PROMPT - Reproduce every entry below precisely. Pictures are excluded from the copy.

(Items listed in a dataset)
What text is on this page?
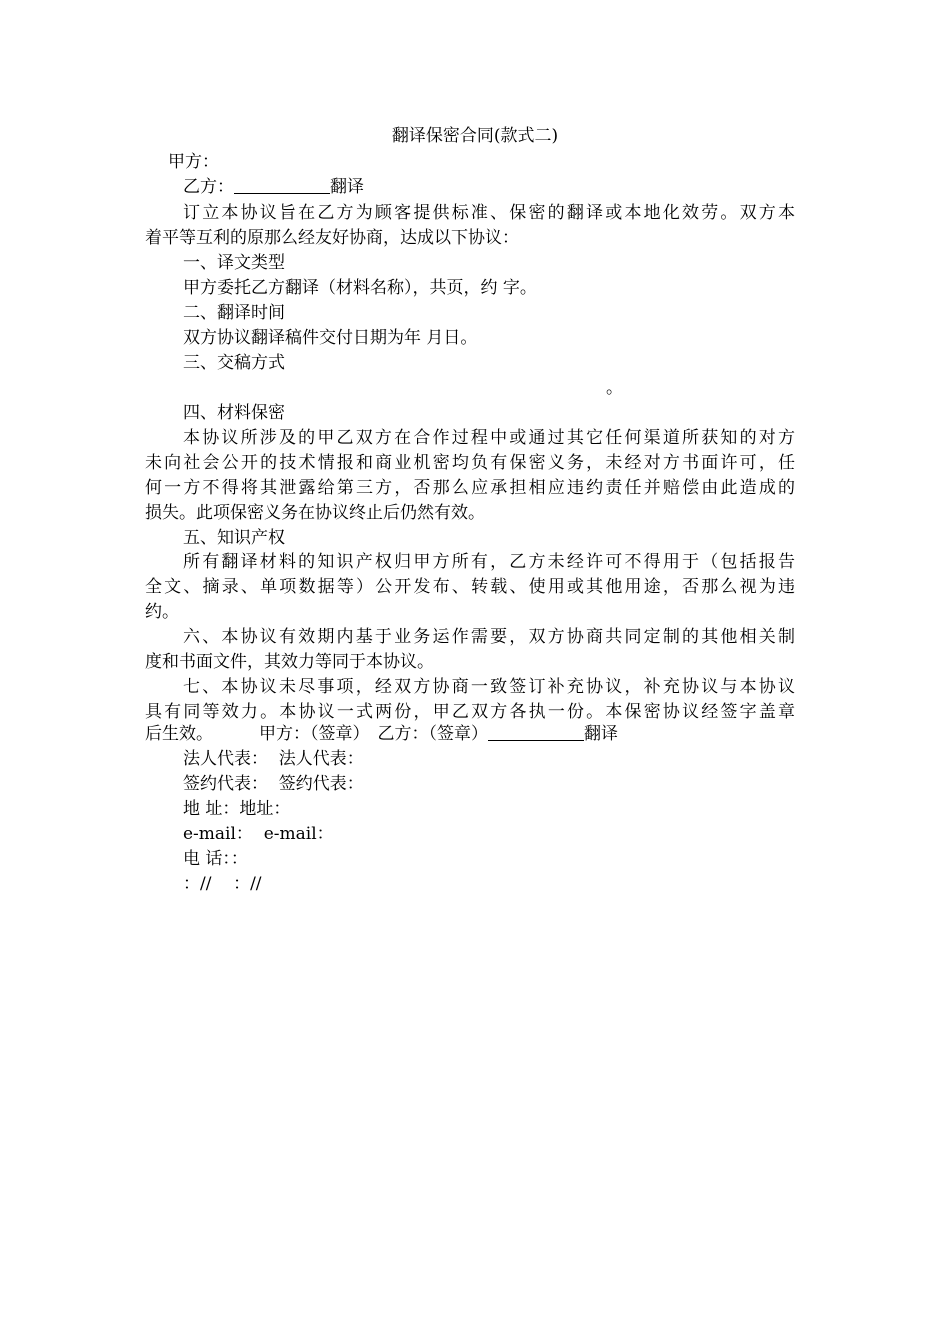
翻译保密合同(款式二)
甲方：
乙方：	翻译
订立本协议旨在乙方为顾客提供标准、保密的翻译或本地化效劳。双方本
着平等互利的原那么经友好协商，达成以下协议：
一、译文类型
甲方委托乙方翻译（材料名称），共页，约 字。
二、翻译时间
双方协议翻译稿件交付日期为年 月日。
三、交稿方式
。
四、材料保密
本协议所涉及的甲乙双方在合作过程中或通过其它任何渠道所获知的对方
未向社会公开的技术情报和商业机密均负有保密义务，未经对方书面许可，任
何一方不得将其泄露给第三方，否那么应承担相应违约责任并赔偿由此造成的
损失。此项保密义务在协议终止后仍然有效。
五、知识产权
所有翻译材料的知识产权归甲方所有，乙方未经许可不得用于（包括报告
全文、摘录、单项数据等）公开发布、转载、使用或其他用途，否那么视为违
约。
六、本协议有效期内基于业务运作需要，双方协商共同定制的其他相关制
度和书面文件，其效力等同于本协议。
七、本协议未尽事项，经双方协商一致签订补充协议，补充协议与本协议
具有同等效力。本协议一式两份，甲乙双方各执一份。本保密协议经签字盖章
后生效。	甲方：（签章） 乙方：（签章）	翻译
法人代表：  法人代表：
签约代表：  签约代表：
地 址：地址：
e-mail：  e-mail：
电 话：：
：//    ：//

TASK SOLUTION -
What text is on this page?
翻译保密合同(款式二)
甲方：
乙方：	翻译
订立本协议旨在乙方为顾客提供标准、保密的翻译或本地化效劳。双方本
着平等互利的原那么经友好协商，达成以下协议：
一、译文类型
甲方委托乙方翻译（材料名称），共页，约 字。
二、翻译时间
双方协议翻译稿件交付日期为年 月日。
三、交稿方式
。
四、材料保密
本协议所涉及的甲乙双方在合作过程中或通过其它任何渠道所获知的对方
未向社会公开的技术情报和商业机密均负有保密义务，未经对方书面许可，任
何一方不得将其泄露给第三方，否那么应承担相应违约责任并赔偿由此造成的
损失。此项保密义务在协议终止后仍然有效。
五、知识产权
所有翻译材料的知识产权归甲方所有，乙方未经许可不得用于（包括报告
全文、摘录、单项数据等）公开发布、转载、使用或其他用途，否那么视为违
约。
六、本协议有效期内基于业务运作需要，双方协商共同定制的其他相关制
度和书面文件，其效力等同于本协议。
七、本协议未尽事项，经双方协商一致签订补充协议，补充协议与本协议
具有同等效力。本协议一式两份，甲乙双方各执一份。本保密协议经签字盖章
后生效。	甲方：（签章） 乙方：（签章）	翻译
法人代表：  法人代表：
签约代表：  签约代表：
地 址：地址：
e-mail：  e-mail：
电 话：：
：//    ：//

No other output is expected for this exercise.